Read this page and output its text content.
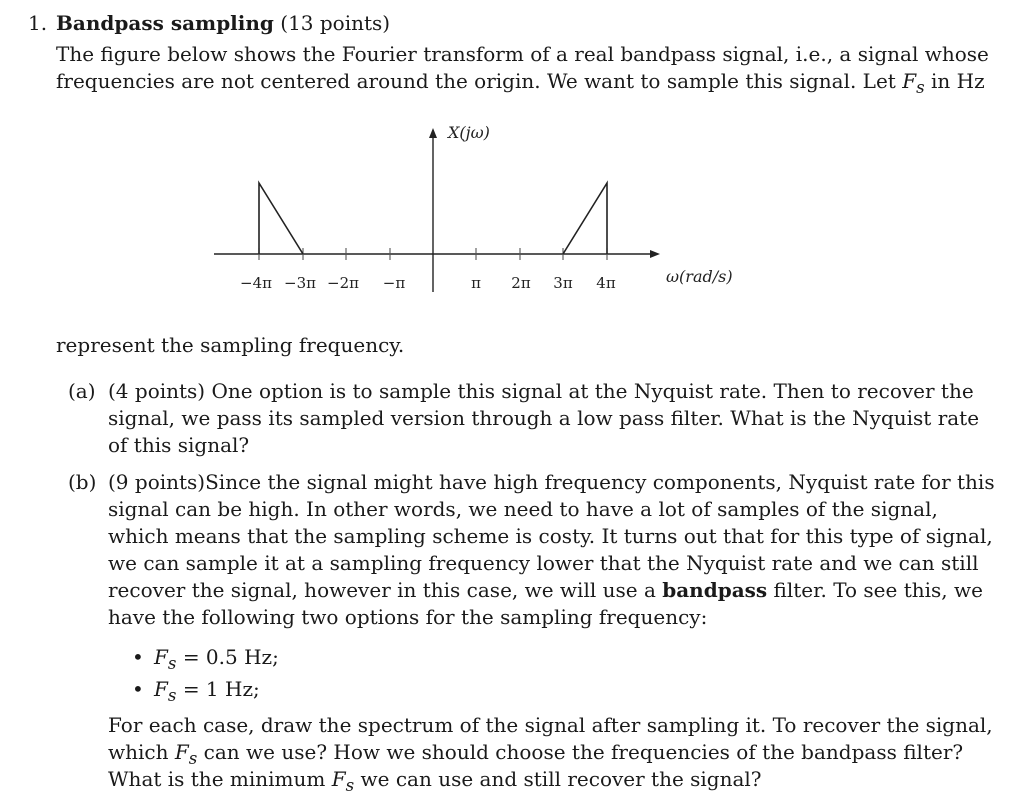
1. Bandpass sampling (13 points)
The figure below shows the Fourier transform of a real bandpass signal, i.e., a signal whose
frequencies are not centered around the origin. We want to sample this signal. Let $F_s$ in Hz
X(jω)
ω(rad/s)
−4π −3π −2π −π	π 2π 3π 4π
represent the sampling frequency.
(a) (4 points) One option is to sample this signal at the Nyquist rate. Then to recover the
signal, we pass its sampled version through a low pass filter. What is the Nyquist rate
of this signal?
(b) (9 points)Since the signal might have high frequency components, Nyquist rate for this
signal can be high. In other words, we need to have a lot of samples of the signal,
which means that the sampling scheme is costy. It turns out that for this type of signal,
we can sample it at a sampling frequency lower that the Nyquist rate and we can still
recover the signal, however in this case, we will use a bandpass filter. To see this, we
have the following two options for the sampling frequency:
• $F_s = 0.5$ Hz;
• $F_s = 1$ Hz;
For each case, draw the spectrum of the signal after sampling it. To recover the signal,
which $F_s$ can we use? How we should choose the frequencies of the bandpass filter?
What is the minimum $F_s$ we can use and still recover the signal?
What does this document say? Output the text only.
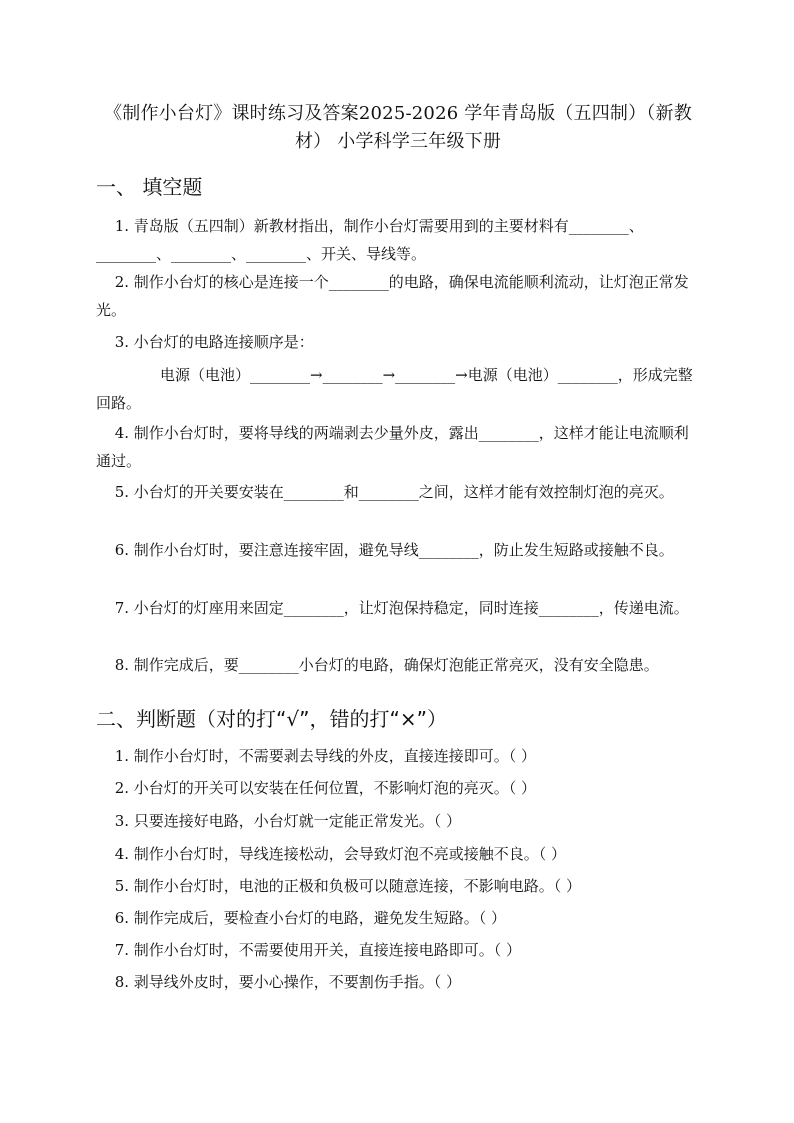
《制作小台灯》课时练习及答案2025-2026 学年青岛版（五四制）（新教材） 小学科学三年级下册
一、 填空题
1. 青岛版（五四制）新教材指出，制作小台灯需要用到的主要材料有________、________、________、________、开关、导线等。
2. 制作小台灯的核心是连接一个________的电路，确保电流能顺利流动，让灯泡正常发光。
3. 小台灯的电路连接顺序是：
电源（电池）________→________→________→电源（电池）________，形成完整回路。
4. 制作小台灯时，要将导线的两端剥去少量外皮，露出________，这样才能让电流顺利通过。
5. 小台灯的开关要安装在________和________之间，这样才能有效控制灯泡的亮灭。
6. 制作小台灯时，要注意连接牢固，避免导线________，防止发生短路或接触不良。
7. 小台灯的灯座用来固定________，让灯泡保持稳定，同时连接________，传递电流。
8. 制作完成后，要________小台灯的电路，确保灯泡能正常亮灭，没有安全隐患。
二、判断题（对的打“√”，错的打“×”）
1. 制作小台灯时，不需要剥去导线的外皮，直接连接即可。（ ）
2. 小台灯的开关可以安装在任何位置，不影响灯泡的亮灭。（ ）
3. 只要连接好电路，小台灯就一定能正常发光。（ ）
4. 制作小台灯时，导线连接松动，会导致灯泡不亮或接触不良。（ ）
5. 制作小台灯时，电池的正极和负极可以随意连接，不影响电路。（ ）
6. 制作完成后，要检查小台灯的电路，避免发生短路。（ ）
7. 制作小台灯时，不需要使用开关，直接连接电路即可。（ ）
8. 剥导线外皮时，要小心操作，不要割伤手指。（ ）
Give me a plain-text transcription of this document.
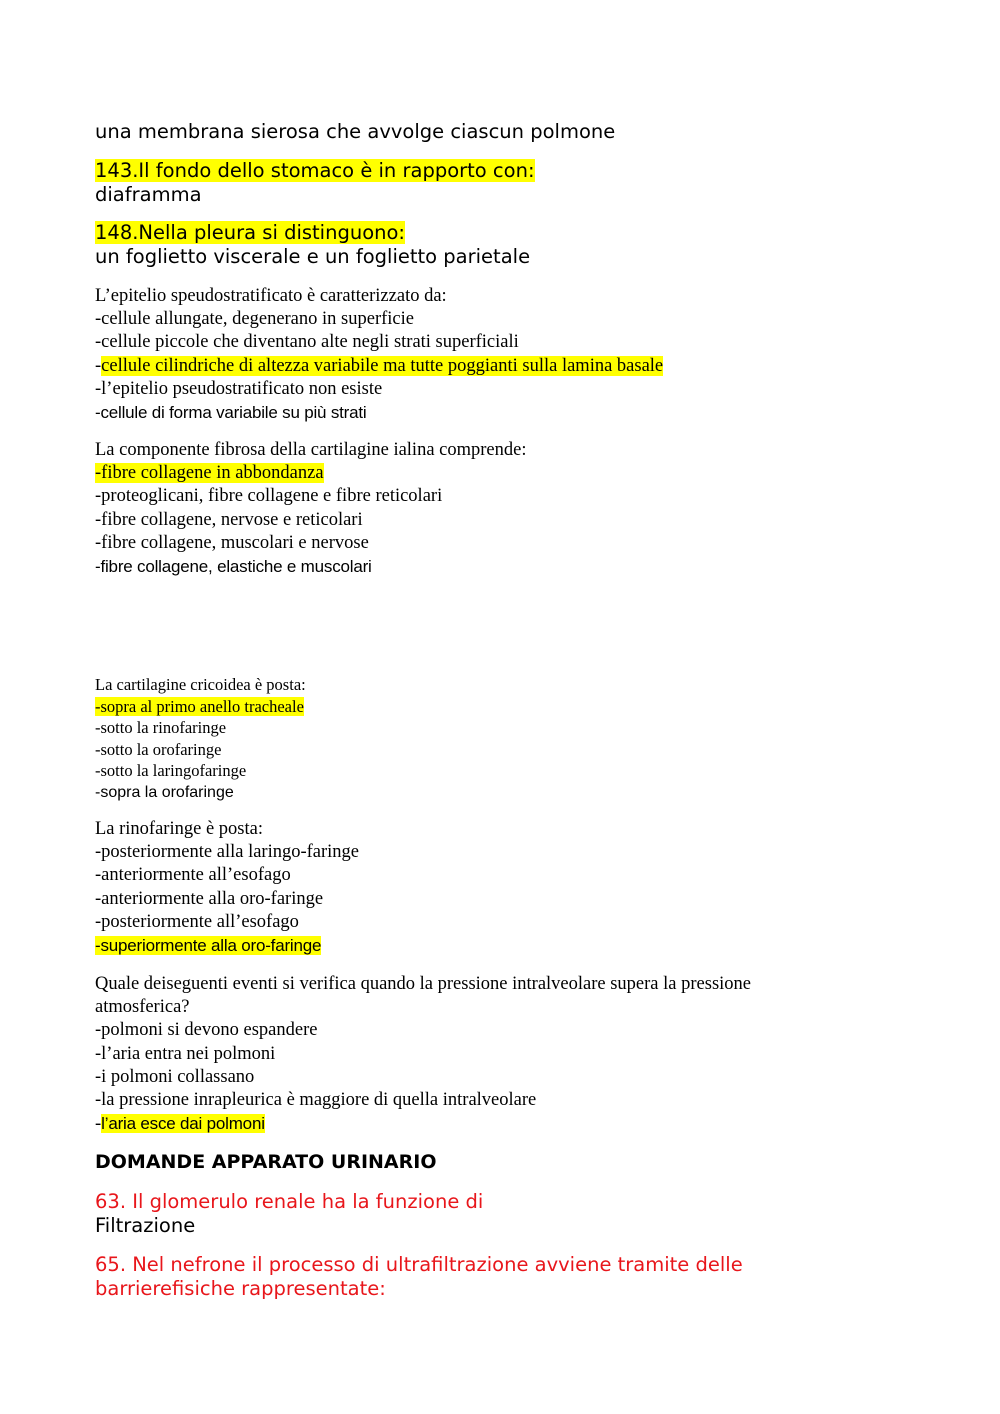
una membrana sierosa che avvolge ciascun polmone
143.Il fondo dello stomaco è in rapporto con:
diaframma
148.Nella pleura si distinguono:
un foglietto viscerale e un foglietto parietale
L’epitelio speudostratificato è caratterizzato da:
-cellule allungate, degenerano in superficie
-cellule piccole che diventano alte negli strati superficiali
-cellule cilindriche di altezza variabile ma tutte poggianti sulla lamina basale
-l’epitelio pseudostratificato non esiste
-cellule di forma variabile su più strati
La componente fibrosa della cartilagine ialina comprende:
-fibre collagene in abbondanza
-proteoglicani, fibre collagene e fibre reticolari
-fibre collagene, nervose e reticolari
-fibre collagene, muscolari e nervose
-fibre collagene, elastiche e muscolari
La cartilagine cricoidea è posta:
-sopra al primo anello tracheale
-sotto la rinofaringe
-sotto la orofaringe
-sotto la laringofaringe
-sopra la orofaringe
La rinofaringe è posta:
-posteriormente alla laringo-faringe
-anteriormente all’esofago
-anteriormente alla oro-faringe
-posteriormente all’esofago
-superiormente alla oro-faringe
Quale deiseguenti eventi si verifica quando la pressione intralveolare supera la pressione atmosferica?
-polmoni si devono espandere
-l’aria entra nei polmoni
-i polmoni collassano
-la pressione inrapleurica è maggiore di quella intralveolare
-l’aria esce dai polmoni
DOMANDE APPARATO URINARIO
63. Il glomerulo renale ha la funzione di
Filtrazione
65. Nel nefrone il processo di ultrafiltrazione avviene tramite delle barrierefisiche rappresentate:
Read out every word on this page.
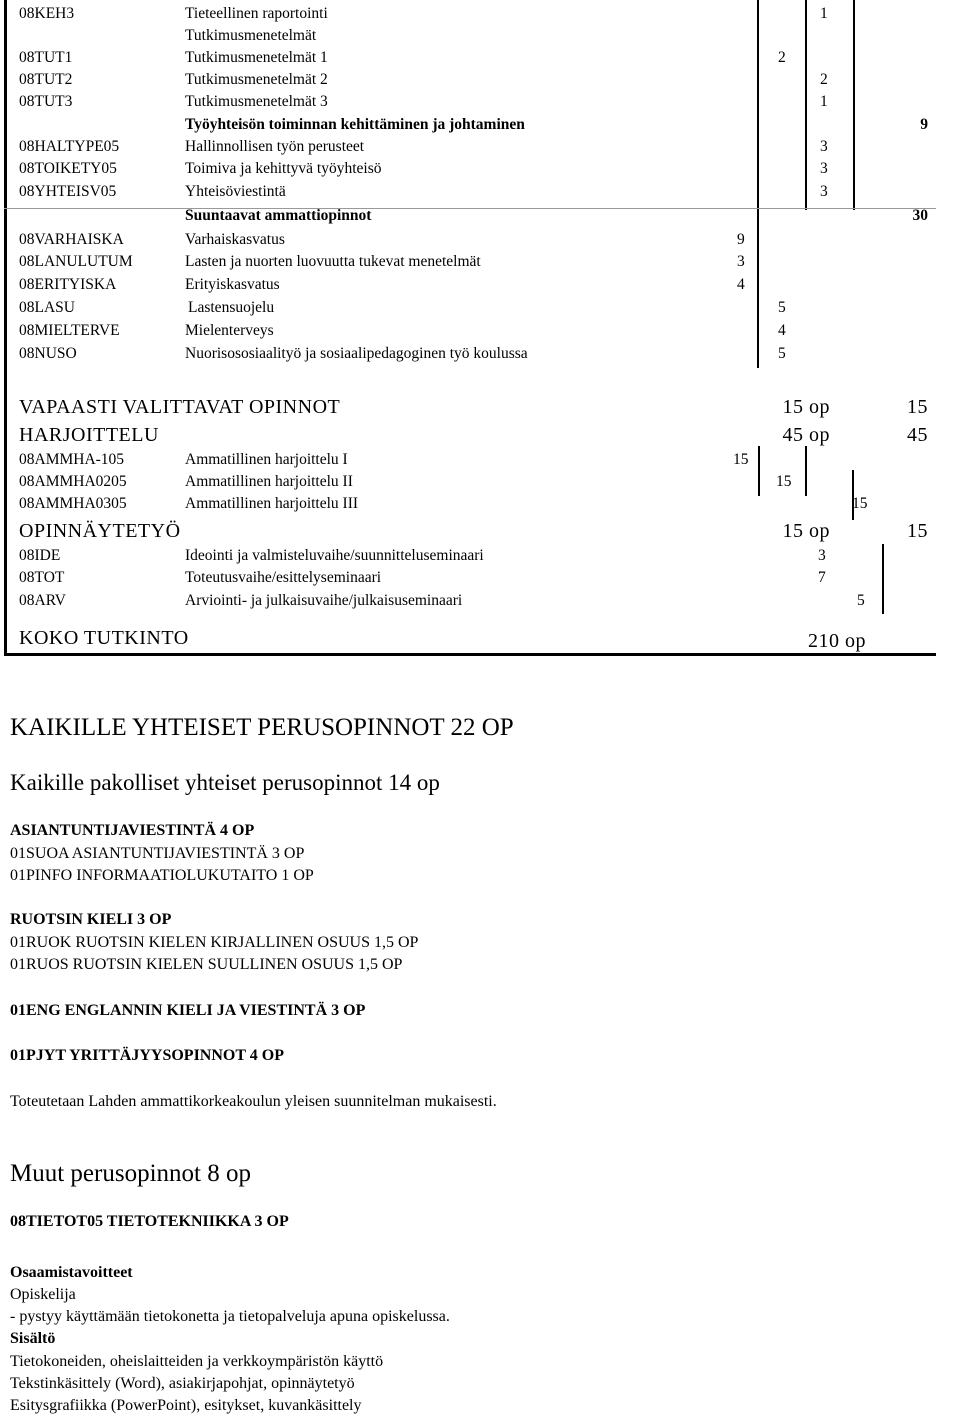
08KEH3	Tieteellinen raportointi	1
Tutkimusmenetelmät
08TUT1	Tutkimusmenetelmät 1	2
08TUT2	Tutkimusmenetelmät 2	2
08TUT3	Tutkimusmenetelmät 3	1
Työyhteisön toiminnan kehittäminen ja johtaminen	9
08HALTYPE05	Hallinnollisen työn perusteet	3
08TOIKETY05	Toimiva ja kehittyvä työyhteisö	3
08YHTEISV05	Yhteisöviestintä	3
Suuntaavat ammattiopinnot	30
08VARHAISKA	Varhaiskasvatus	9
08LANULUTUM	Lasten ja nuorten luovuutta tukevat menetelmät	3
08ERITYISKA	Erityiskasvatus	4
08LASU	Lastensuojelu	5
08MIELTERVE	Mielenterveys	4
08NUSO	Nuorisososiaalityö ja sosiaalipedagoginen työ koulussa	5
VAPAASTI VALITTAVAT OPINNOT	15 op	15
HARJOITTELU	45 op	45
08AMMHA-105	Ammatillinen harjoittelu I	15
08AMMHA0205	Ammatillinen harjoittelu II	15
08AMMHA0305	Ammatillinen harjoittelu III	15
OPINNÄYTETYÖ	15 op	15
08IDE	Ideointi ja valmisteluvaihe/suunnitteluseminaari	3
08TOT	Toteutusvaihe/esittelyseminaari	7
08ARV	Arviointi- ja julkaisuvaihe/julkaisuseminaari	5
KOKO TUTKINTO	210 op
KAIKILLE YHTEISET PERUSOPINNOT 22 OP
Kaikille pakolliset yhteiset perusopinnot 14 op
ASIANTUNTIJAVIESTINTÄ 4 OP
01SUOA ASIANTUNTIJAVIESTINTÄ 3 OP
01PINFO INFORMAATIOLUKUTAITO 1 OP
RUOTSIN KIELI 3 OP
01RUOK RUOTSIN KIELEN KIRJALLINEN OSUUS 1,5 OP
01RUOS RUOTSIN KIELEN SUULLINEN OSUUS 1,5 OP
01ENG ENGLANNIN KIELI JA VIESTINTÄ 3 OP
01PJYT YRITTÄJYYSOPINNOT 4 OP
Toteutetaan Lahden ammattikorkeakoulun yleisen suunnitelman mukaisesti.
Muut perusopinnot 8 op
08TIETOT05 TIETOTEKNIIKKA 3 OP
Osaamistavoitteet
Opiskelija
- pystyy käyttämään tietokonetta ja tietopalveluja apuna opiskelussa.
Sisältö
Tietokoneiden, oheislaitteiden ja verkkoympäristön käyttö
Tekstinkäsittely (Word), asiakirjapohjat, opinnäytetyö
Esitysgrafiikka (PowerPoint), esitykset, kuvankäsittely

|---|

**Brief:**
Skip the pictures and transcribe the rest of the records exactly.

**Solution:**
Read this page and output its text content.
1. Bandpass sampling (13 points)
The figure below shows the Fourier transform of a real bandpass signal, i.e., a signal whose
frequencies are not centered around the origin. We want to sample this signal. Let $F_s$ in Hz
X(jω)
ω(rad/s)
−4π −3π −2π −π	π 2π 3π 4π
represent the sampling frequency.
(a) (4 points) One option is to sample this signal at the Nyquist rate. Then to recover the
signal, we pass its sampled version through a low pass filter. What is the Nyquist rate
of this signal?
(b) (9 points)Since the signal might have high frequency components, Nyquist rate for this
signal can be high. In other words, we need to have a lot of samples of the signal,
which means that the sampling scheme is costy. It turns out that for this type of signal,
we can sample it at a sampling frequency lower that the Nyquist rate and we can still
recover the signal, however in this case, we will use a bandpass filter. To see this, we
have the following two options for the sampling frequency:
• $F_s = 0.5$ Hz;
• $F_s = 1$ Hz;
For each case, draw the spectrum of the signal after sampling it. To recover the signal,
which $F_s$ can we use? How we should choose the frequencies of the bandpass filter?
What is the minimum $F_s$ we can use and still recover the signal?
What does this document say? Output the text only.
《制作小台灯》课时练习及答案2025-2026 学年青岛版（五四制）（新教材） 小学科学三年级下册
一、 填空题
1. 青岛版（五四制）新教材指出，制作小台灯需要用到的主要材料有________、________、________、________、开关、导线等。
2. 制作小台灯的核心是连接一个________的电路，确保电流能顺利流动，让灯泡正常发光。
3. 小台灯的电路连接顺序是：
电源（电池）________→________→________→电源（电池）________，形成完整回路。
4. 制作小台灯时，要将导线的两端剥去少量外皮，露出________，这样才能让电流顺利通过。
5. 小台灯的开关要安装在________和________之间，这样才能有效控制灯泡的亮灭。
6. 制作小台灯时，要注意连接牢固，避免导线________，防止发生短路或接触不良。
7. 小台灯的灯座用来固定________，让灯泡保持稳定，同时连接________，传递电流。
8. 制作完成后，要________小台灯的电路，确保灯泡能正常亮灭，没有安全隐患。
二、判断题（对的打“√”，错的打“×”）
1. 制作小台灯时，不需要剥去导线的外皮，直接连接即可。（ ）
2. 小台灯的开关可以安装在任何位置，不影响灯泡的亮灭。（ ）
3. 只要连接好电路，小台灯就一定能正常发光。（ ）
4. 制作小台灯时，导线连接松动，会导致灯泡不亮或接触不良。（ ）
5. 制作小台灯时，电池的正极和负极可以随意连接，不影响电路。（ ）
6. 制作完成后，要检查小台灯的电路，避免发生短路。（ ）
7. 制作小台灯时，不需要使用开关，直接连接电路即可。（ ）
8. 剥导线外皮时，要小心操作，不要割伤手指。（ ）
Give me a plain-text transcription of this document.
una membrana sierosa che avvolge ciascun polmone
143.Il fondo dello stomaco è in rapporto con:
diaframma
148.Nella pleura si distinguono:
un foglietto viscerale e un foglietto parietale
L’epitelio speudostratificato è caratterizzato da:
-cellule allungate, degenerano in superficie
-cellule piccole che diventano alte negli strati superficiali
-cellule cilindriche di altezza variabile ma tutte poggianti sulla lamina basale
-l’epitelio pseudostratificato non esiste
-cellule di forma variabile su più strati
La componente fibrosa della cartilagine ialina comprende:
-fibre collagene in abbondanza
-proteoglicani, fibre collagene e fibre reticolari
-fibre collagene, nervose e reticolari
-fibre collagene, muscolari e nervose
-fibre collagene, elastiche e muscolari
La cartilagine cricoidea è posta:
-sopra al primo anello tracheale
-sotto la rinofaringe
-sotto la orofaringe
-sotto la laringofaringe
-sopra la orofaringe
La rinofaringe è posta:
-posteriormente alla laringo-faringe
-anteriormente all’esofago
-anteriormente alla oro-faringe
-posteriormente all’esofago
-superiormente alla oro-faringe
Quale deiseguenti eventi si verifica quando la pressione intralveolare supera la pressione atmosferica?
-polmoni si devono espandere
-l’aria entra nei polmoni
-i polmoni collassano
-la pressione inrapleurica è maggiore di quella intralveolare
-l’aria esce dai polmoni
DOMANDE APPARATO URINARIO
63. Il glomerulo renale ha la funzione di
Filtrazione
65. Nel nefrone il processo di ultrafiltrazione avviene tramite delle barrierefisiche rappresentate:
Read out every word on this page.
08KEH3	Tieteellinen raportointi	1
Tutkimusmenetelmät
08TUT1	Tutkimusmenetelmät 1	2
08TUT2	Tutkimusmenetelmät 2	2
08TUT3	Tutkimusmenetelmät 3	1
Työyhteisön toiminnan kehittäminen ja johtaminen	9
08HALTYPE05	Hallinnollisen työn perusteet	3
08TOIKETY05	Toimiva ja kehittyvä työyhteisö	3
08YHTEISV05	Yhteisöviestintä	3
Suuntaavat ammattiopinnot	30
08VARHAISKA	Varhaiskasvatus	9
08LANULUTUM	Lasten ja nuorten luovuutta tukevat menetelmät	3
08ERITYISKA	Erityiskasvatus	4
08LASU	Lastensuojelu	5
08MIELTERVE	Mielenterveys	4
08NUSO	Nuorisososiaalityö ja sosiaalipedagoginen työ koulussa	5
VAPAASTI VALITTAVAT OPINNOT	15 op	15
HARJOITTELU	45 op	45
08AMMHA-105	Ammatillinen harjoittelu I	15
08AMMHA0205	Ammatillinen harjoittelu II	15
08AMMHA0305	Ammatillinen harjoittelu III	15
OPINNÄYTETYÖ	15 op	15
08IDE	Ideointi ja valmisteluvaihe/suunnitteluseminaari	3
08TOT	Toteutusvaihe/esittelyseminaari	7
08ARV	Arviointi- ja julkaisuvaihe/julkaisuseminaari	5
KOKO TUTKINTO	210 op
KAIKILLE YHTEISET PERUSOPINNOT 22 OP
Kaikille pakolliset yhteiset perusopinnot 14 op
ASIANTUNTIJAVIESTINTÄ 4 OP
01SUOA ASIANTUNTIJAVIESTINTÄ 3 OP
01PINFO INFORMAATIOLUKUTAITO 1 OP
RUOTSIN KIELI 3 OP
01RUOK RUOTSIN KIELEN KIRJALLINEN OSUUS 1,5 OP
01RUOS RUOTSIN KIELEN SUULLINEN OSUUS 1,5 OP
01ENG ENGLANNIN KIELI JA VIESTINTÄ 3 OP
01PJYT YRITTÄJYYSOPINNOT 4 OP
Toteutetaan Lahden ammattikorkeakoulun yleisen suunnitelman mukaisesti.
Muut perusopinnot 8 op
08TIETOT05 TIETOTEKNIIKKA 3 OP
Osaamistavoitteet
Opiskelija
- pystyy käyttämään tietokonetta ja tietopalveluja apuna opiskelussa.
Sisältö
Tietokoneiden, oheislaitteiden ja verkkoympäristön käyttö
Tekstinkäsittely (Word), asiakirjapohjat, opinnäytetyö
Esitysgrafiikka (PowerPoint), esitykset, kuvankäsittely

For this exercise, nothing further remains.